▸ **WRITTEN EXERCISE**
State the number of lines with the string "Schumann" in them, and nothing else.

▸ **DATA TO PROCESS**
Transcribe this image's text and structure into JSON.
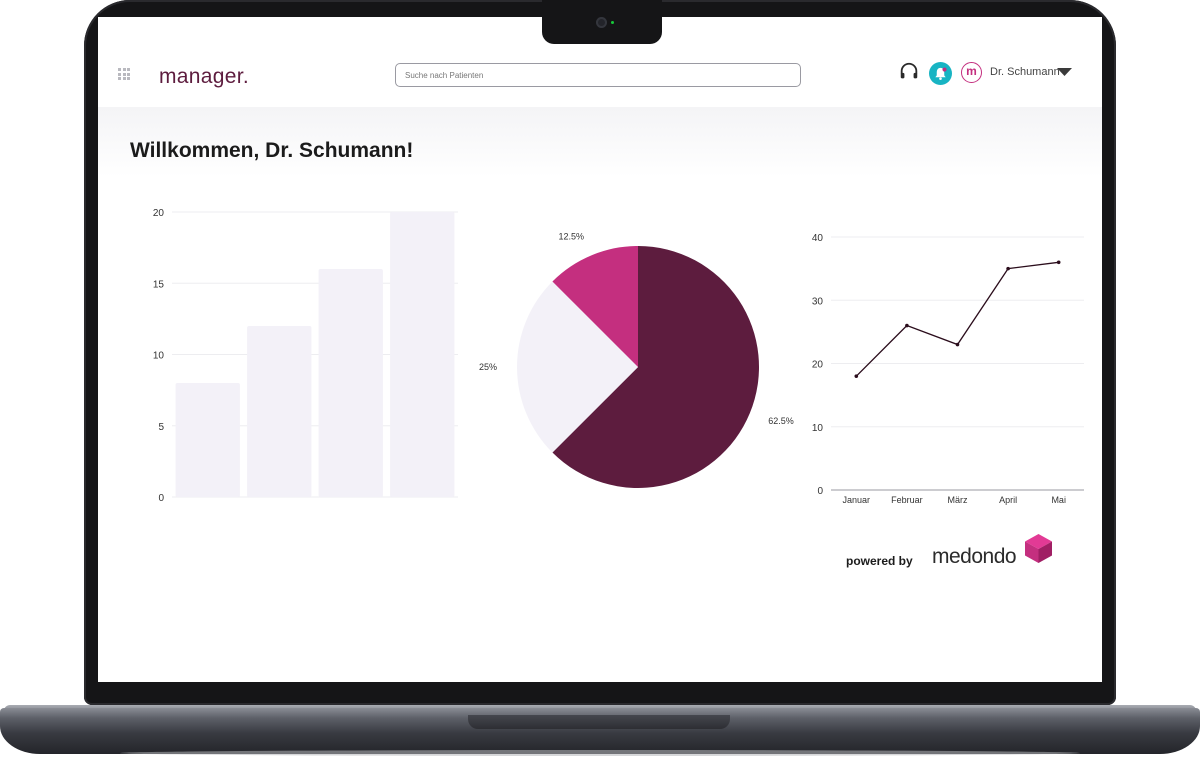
{
  "header": {
    "logo": "manager.",
    "search_placeholder": "Suche nach Patienten",
    "user_initial": "m",
    "user_name": "Dr. Schumann",
    "icons": [
      "apps-grid-icon",
      "headset-icon",
      "bell-icon",
      "chevron-down-icon"
    ]
  },
  "main": {
    "welcome": "Willkommen, Dr. Schumann!"
  },
  "footer": {
    "powered_by": "powered by",
    "brand": "medondo"
  },
  "colors": {
    "brand_dark": "#5d1c3e",
    "brand_pink": "#c42f7f",
    "bar_fill": "#f3f1f8",
    "pie_light": "#f3f1f8",
    "accent_teal": "#18b4c3"
  },
  "chart_data": [
    {
      "type": "bar",
      "categories": [
        "",
        "",
        "",
        ""
      ],
      "values": [
        8,
        12,
        16,
        20
      ],
      "ylim": [
        0,
        20
      ],
      "yticks": [
        "0",
        "5",
        "10",
        "15",
        "20"
      ],
      "grid": true
    },
    {
      "type": "pie",
      "slices": [
        {
          "label": "62.5%",
          "value": 62.5,
          "color": "#5d1c3e"
        },
        {
          "label": "25%",
          "value": 25,
          "color": "#f3f1f8"
        },
        {
          "label": "12.5%",
          "value": 12.5,
          "color": "#c42f7f"
        }
      ]
    },
    {
      "type": "line",
      "x": [
        "Januar",
        "Februar",
        "März",
        "April",
        "Mai"
      ],
      "y": [
        18,
        26,
        23,
        35,
        36
      ],
      "ylim": [
        0,
        40
      ],
      "yticks": [
        "0",
        "10",
        "20",
        "30",
        "40"
      ],
      "grid": true
    }
  ]
}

▸ **SOLUTION**
2